Required work
Below are records; extract exactly the lines from the one with "Output a JSON" through the final line, including both, but drop the pictures.

Dataset excerpts
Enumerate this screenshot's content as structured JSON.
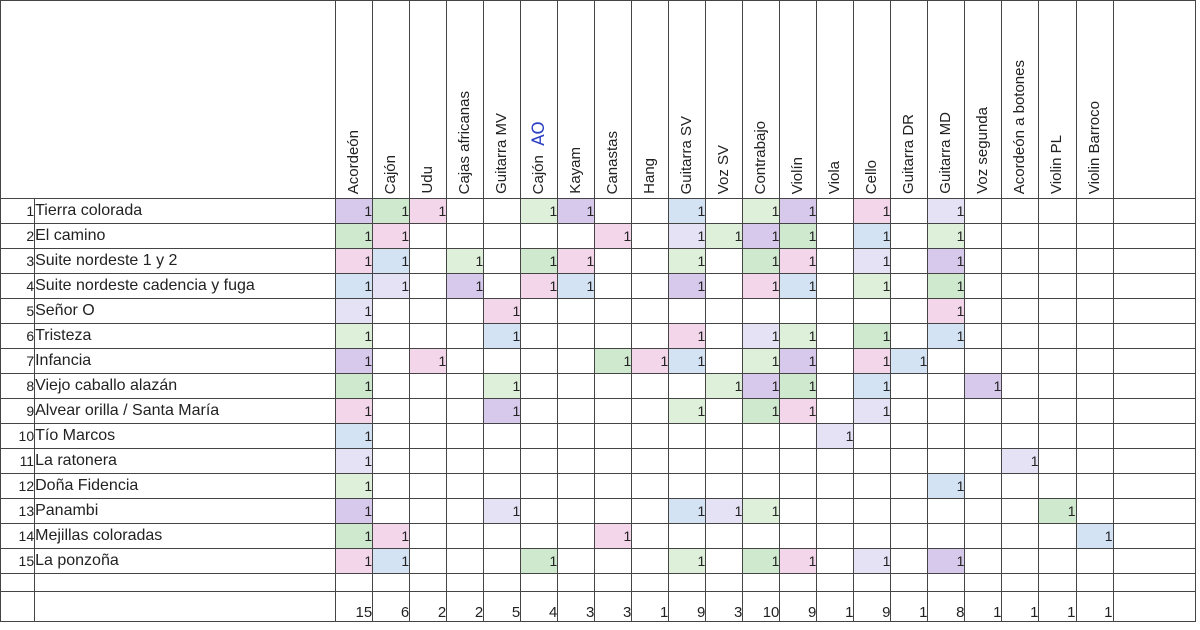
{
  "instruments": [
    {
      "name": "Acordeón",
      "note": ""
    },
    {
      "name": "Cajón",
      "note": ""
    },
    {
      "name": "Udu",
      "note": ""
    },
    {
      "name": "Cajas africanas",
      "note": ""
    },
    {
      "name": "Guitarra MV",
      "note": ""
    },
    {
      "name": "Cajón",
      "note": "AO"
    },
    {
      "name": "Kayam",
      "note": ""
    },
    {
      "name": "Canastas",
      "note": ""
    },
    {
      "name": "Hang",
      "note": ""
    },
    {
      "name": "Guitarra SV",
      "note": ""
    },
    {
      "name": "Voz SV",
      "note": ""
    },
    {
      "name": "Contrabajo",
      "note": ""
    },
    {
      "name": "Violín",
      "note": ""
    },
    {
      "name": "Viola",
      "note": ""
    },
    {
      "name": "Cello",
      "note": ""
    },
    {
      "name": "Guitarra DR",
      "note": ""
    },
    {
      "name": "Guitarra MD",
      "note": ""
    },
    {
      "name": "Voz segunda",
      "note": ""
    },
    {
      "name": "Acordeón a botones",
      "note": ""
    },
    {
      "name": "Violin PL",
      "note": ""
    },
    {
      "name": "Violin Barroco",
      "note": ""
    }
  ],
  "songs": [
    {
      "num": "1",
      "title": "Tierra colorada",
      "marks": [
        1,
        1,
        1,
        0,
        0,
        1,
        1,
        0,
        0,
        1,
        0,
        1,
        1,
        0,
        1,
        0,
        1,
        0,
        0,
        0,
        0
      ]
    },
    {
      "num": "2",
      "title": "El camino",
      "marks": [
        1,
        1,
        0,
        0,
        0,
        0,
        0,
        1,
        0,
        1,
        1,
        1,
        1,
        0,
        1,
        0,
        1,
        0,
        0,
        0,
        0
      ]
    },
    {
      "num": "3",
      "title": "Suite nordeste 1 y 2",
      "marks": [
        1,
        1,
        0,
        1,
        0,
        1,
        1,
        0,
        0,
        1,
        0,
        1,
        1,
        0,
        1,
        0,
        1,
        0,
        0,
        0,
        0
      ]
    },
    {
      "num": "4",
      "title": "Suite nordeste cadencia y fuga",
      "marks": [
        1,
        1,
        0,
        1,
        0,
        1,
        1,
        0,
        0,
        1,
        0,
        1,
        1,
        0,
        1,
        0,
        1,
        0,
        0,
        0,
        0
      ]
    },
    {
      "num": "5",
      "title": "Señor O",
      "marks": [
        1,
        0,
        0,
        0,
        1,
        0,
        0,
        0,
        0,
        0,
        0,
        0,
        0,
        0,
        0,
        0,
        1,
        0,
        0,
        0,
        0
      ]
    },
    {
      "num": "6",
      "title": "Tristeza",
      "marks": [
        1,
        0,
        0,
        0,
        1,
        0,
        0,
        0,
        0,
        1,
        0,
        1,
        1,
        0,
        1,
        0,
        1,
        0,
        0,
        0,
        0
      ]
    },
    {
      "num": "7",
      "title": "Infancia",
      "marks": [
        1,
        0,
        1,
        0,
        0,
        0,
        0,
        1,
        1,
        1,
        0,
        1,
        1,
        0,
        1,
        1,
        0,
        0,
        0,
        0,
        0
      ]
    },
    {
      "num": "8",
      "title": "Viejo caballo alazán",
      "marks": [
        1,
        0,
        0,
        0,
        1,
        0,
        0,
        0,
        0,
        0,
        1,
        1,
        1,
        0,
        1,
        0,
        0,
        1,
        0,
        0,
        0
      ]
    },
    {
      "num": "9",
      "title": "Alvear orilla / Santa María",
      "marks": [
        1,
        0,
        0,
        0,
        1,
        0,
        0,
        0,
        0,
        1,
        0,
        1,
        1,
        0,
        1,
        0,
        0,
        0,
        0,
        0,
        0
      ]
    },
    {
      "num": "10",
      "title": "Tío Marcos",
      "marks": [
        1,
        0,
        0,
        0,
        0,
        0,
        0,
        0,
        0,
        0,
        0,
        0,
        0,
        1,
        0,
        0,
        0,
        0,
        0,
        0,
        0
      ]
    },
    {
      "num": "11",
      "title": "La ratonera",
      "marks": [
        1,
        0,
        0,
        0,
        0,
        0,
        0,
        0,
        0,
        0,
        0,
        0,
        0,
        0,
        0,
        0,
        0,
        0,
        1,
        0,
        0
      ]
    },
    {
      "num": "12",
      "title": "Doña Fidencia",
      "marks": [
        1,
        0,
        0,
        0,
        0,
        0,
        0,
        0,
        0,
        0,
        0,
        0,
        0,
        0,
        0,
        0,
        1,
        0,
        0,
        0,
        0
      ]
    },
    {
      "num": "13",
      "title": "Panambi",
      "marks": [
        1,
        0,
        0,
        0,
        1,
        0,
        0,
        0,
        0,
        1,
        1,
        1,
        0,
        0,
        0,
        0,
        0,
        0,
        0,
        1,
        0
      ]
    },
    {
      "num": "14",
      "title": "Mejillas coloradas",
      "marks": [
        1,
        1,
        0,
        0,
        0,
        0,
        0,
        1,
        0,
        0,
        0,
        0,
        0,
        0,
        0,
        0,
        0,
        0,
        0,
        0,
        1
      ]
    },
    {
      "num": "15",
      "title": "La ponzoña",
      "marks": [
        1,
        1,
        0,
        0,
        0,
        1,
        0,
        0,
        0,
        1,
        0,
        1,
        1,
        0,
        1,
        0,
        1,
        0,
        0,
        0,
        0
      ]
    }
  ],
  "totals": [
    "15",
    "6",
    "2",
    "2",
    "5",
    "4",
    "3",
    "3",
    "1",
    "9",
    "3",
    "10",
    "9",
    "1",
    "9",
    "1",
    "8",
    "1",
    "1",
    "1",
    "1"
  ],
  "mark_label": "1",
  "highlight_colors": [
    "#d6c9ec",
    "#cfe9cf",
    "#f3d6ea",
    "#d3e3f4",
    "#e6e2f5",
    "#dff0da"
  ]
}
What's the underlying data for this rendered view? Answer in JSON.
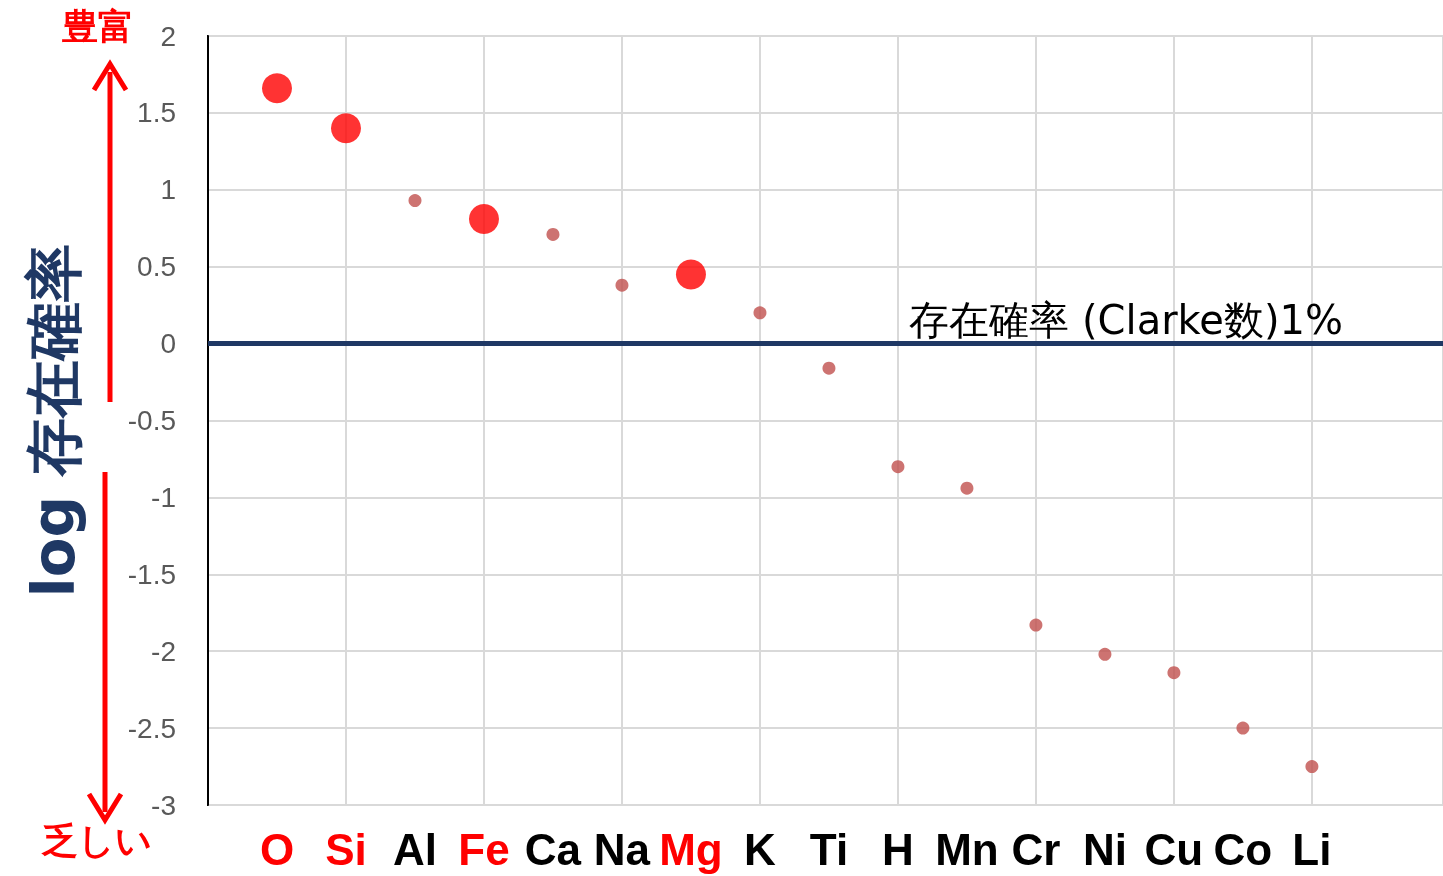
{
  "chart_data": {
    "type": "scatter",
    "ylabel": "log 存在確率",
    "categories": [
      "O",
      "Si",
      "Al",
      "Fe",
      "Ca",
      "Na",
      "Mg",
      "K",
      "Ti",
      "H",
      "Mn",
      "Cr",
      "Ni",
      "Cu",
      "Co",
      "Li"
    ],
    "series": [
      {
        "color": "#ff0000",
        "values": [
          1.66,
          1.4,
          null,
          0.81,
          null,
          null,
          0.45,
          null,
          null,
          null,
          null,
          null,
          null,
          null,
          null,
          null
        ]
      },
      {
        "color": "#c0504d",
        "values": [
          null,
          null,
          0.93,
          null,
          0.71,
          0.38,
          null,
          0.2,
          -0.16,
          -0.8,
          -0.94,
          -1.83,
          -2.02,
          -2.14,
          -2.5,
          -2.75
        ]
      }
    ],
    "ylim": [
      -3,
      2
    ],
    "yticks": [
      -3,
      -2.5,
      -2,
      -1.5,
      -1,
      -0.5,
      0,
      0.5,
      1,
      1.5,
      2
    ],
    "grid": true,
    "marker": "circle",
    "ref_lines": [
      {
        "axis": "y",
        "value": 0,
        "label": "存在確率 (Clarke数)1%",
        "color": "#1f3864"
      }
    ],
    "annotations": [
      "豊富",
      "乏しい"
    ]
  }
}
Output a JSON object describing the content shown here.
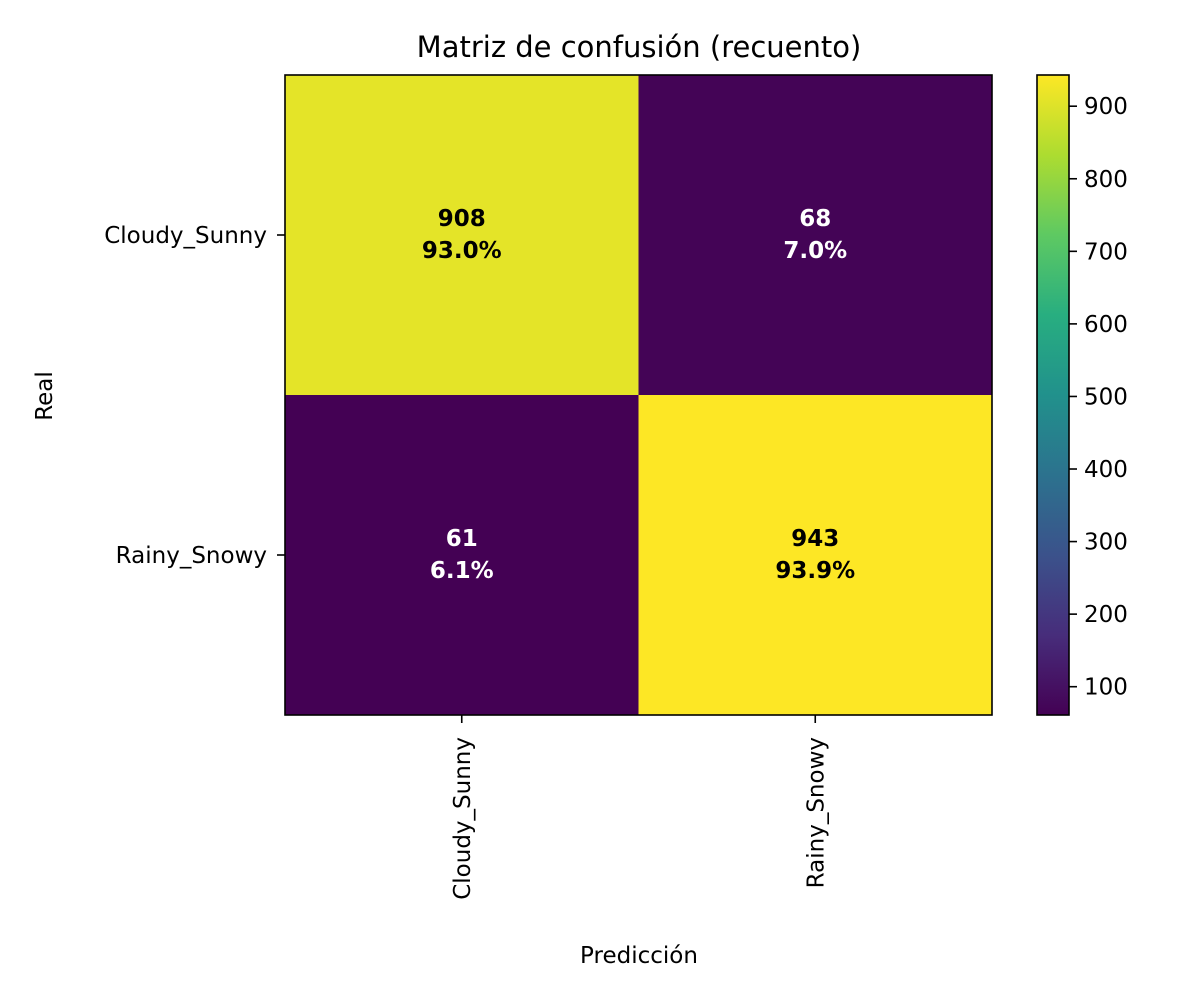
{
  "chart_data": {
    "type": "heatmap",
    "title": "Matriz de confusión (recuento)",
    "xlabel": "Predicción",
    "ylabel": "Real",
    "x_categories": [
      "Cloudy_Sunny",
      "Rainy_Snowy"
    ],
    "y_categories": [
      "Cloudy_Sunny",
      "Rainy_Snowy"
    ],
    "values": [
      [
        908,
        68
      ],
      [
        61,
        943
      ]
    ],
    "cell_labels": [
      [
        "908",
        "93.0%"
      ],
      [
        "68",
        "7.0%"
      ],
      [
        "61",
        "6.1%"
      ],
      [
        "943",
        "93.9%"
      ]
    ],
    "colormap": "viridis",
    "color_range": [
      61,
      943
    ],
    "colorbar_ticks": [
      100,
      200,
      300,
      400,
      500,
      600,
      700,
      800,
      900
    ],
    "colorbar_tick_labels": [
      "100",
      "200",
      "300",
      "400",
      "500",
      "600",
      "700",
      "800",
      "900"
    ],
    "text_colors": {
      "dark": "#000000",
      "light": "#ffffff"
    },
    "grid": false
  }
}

Exercise output
Output a JSON object describing the content shown here.
{
  "chart_data": {
    "type": "heatmap",
    "title": "Matriz de confusión (recuento)",
    "xlabel": "Predicción",
    "ylabel": "Real",
    "x_categories": [
      "Cloudy_Sunny",
      "Rainy_Snowy"
    ],
    "y_categories": [
      "Cloudy_Sunny",
      "Rainy_Snowy"
    ],
    "values": [
      [
        908,
        68
      ],
      [
        61,
        943
      ]
    ],
    "cell_labels": [
      [
        "908",
        "93.0%"
      ],
      [
        "68",
        "7.0%"
      ],
      [
        "61",
        "6.1%"
      ],
      [
        "943",
        "93.9%"
      ]
    ],
    "colormap": "viridis",
    "color_range": [
      61,
      943
    ],
    "colorbar_ticks": [
      100,
      200,
      300,
      400,
      500,
      600,
      700,
      800,
      900
    ],
    "colorbar_tick_labels": [
      "100",
      "200",
      "300",
      "400",
      "500",
      "600",
      "700",
      "800",
      "900"
    ],
    "text_colors": {
      "dark": "#000000",
      "light": "#ffffff"
    },
    "grid": false
  }
}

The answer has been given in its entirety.